# Problem details
Below is a block of records; return all of them exactly, but without the images.

-- Start Data --

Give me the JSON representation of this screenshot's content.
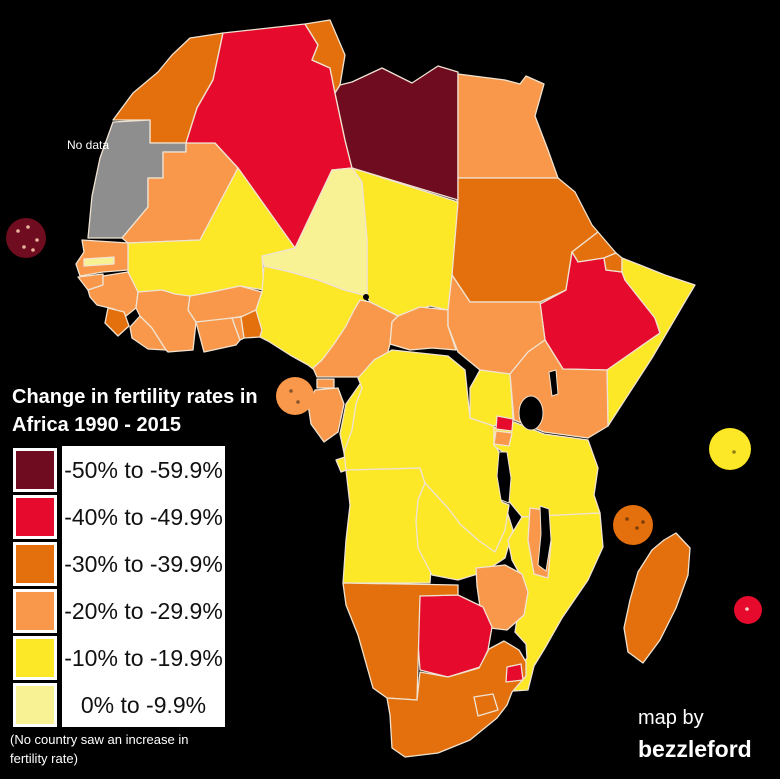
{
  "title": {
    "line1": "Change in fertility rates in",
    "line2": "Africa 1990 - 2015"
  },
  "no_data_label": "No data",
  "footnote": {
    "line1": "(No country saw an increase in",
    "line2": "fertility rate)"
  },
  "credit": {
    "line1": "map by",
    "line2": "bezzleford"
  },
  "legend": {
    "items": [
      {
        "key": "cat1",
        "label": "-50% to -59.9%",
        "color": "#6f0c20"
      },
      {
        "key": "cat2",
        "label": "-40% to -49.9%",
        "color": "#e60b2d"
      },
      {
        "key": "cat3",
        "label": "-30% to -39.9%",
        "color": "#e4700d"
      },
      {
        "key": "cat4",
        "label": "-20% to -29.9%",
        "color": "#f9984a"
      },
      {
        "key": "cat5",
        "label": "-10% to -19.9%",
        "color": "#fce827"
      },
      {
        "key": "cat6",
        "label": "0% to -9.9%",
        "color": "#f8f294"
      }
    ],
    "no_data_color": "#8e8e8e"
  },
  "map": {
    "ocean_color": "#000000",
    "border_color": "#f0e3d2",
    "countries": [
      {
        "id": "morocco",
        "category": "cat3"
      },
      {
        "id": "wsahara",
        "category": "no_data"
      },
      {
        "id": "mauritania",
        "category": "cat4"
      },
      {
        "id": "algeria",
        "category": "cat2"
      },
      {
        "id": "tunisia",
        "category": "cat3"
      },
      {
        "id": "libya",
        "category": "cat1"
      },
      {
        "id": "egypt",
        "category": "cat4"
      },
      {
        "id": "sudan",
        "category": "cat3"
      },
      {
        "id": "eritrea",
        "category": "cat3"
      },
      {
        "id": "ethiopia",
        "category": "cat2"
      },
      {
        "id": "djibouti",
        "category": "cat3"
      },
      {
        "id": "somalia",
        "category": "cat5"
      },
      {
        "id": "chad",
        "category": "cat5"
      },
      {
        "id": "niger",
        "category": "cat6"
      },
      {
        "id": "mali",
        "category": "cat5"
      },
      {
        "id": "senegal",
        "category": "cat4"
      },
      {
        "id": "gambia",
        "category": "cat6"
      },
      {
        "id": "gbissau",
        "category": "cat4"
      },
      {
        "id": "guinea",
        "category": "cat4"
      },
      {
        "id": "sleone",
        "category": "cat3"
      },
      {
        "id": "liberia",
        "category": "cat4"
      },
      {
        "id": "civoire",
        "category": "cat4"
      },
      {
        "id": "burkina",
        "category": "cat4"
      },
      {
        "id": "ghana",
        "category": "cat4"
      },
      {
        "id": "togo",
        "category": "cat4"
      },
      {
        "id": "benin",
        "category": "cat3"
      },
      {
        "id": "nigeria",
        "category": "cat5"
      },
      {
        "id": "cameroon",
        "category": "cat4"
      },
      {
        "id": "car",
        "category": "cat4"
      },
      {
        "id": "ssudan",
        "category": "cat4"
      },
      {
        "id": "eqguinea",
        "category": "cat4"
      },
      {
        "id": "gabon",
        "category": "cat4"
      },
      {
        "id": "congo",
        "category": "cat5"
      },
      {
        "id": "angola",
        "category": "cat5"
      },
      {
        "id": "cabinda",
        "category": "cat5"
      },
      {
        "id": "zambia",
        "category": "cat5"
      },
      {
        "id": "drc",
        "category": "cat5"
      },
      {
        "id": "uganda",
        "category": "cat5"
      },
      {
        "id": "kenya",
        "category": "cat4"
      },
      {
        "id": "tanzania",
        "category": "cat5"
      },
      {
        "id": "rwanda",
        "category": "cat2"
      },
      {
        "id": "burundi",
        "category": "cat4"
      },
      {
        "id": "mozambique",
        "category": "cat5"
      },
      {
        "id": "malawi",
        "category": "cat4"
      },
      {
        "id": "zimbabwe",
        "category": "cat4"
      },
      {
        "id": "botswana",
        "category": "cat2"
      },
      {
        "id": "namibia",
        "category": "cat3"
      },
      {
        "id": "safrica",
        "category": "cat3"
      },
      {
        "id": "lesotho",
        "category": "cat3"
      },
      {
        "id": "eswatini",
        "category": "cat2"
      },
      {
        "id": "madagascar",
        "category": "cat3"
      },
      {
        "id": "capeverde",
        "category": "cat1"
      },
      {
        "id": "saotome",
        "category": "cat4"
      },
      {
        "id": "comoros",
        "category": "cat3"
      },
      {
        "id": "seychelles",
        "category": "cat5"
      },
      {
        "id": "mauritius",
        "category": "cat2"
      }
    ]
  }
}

-- End Data --

# The output
Give me the JSON representation of this screenshot's content.
{
  "title": {
    "line1": "Change in fertility rates in",
    "line2": "Africa 1990 - 2015"
  },
  "no_data_label": "No data",
  "footnote": {
    "line1": "(No country saw an increase in",
    "line2": "fertility rate)"
  },
  "credit": {
    "line1": "map by",
    "line2": "bezzleford"
  },
  "legend": {
    "items": [
      {
        "key": "cat1",
        "label": "-50% to -59.9%",
        "color": "#6f0c20"
      },
      {
        "key": "cat2",
        "label": "-40% to -49.9%",
        "color": "#e60b2d"
      },
      {
        "key": "cat3",
        "label": "-30% to -39.9%",
        "color": "#e4700d"
      },
      {
        "key": "cat4",
        "label": "-20% to -29.9%",
        "color": "#f9984a"
      },
      {
        "key": "cat5",
        "label": "-10% to -19.9%",
        "color": "#fce827"
      },
      {
        "key": "cat6",
        "label": "0% to -9.9%",
        "color": "#f8f294"
      }
    ],
    "no_data_color": "#8e8e8e"
  },
  "map": {
    "ocean_color": "#000000",
    "border_color": "#f0e3d2",
    "countries": [
      {
        "id": "morocco",
        "category": "cat3"
      },
      {
        "id": "wsahara",
        "category": "no_data"
      },
      {
        "id": "mauritania",
        "category": "cat4"
      },
      {
        "id": "algeria",
        "category": "cat2"
      },
      {
        "id": "tunisia",
        "category": "cat3"
      },
      {
        "id": "libya",
        "category": "cat1"
      },
      {
        "id": "egypt",
        "category": "cat4"
      },
      {
        "id": "sudan",
        "category": "cat3"
      },
      {
        "id": "eritrea",
        "category": "cat3"
      },
      {
        "id": "ethiopia",
        "category": "cat2"
      },
      {
        "id": "djibouti",
        "category": "cat3"
      },
      {
        "id": "somalia",
        "category": "cat5"
      },
      {
        "id": "chad",
        "category": "cat5"
      },
      {
        "id": "niger",
        "category": "cat6"
      },
      {
        "id": "mali",
        "category": "cat5"
      },
      {
        "id": "senegal",
        "category": "cat4"
      },
      {
        "id": "gambia",
        "category": "cat6"
      },
      {
        "id": "gbissau",
        "category": "cat4"
      },
      {
        "id": "guinea",
        "category": "cat4"
      },
      {
        "id": "sleone",
        "category": "cat3"
      },
      {
        "id": "liberia",
        "category": "cat4"
      },
      {
        "id": "civoire",
        "category": "cat4"
      },
      {
        "id": "burkina",
        "category": "cat4"
      },
      {
        "id": "ghana",
        "category": "cat4"
      },
      {
        "id": "togo",
        "category": "cat4"
      },
      {
        "id": "benin",
        "category": "cat3"
      },
      {
        "id": "nigeria",
        "category": "cat5"
      },
      {
        "id": "cameroon",
        "category": "cat4"
      },
      {
        "id": "car",
        "category": "cat4"
      },
      {
        "id": "ssudan",
        "category": "cat4"
      },
      {
        "id": "eqguinea",
        "category": "cat4"
      },
      {
        "id": "gabon",
        "category": "cat4"
      },
      {
        "id": "congo",
        "category": "cat5"
      },
      {
        "id": "angola",
        "category": "cat5"
      },
      {
        "id": "cabinda",
        "category": "cat5"
      },
      {
        "id": "zambia",
        "category": "cat5"
      },
      {
        "id": "drc",
        "category": "cat5"
      },
      {
        "id": "uganda",
        "category": "cat5"
      },
      {
        "id": "kenya",
        "category": "cat4"
      },
      {
        "id": "tanzania",
        "category": "cat5"
      },
      {
        "id": "rwanda",
        "category": "cat2"
      },
      {
        "id": "burundi",
        "category": "cat4"
      },
      {
        "id": "mozambique",
        "category": "cat5"
      },
      {
        "id": "malawi",
        "category": "cat4"
      },
      {
        "id": "zimbabwe",
        "category": "cat4"
      },
      {
        "id": "botswana",
        "category": "cat2"
      },
      {
        "id": "namibia",
        "category": "cat3"
      },
      {
        "id": "safrica",
        "category": "cat3"
      },
      {
        "id": "lesotho",
        "category": "cat3"
      },
      {
        "id": "eswatini",
        "category": "cat2"
      },
      {
        "id": "madagascar",
        "category": "cat3"
      },
      {
        "id": "capeverde",
        "category": "cat1"
      },
      {
        "id": "saotome",
        "category": "cat4"
      },
      {
        "id": "comoros",
        "category": "cat3"
      },
      {
        "id": "seychelles",
        "category": "cat5"
      },
      {
        "id": "mauritius",
        "category": "cat2"
      }
    ]
  }
}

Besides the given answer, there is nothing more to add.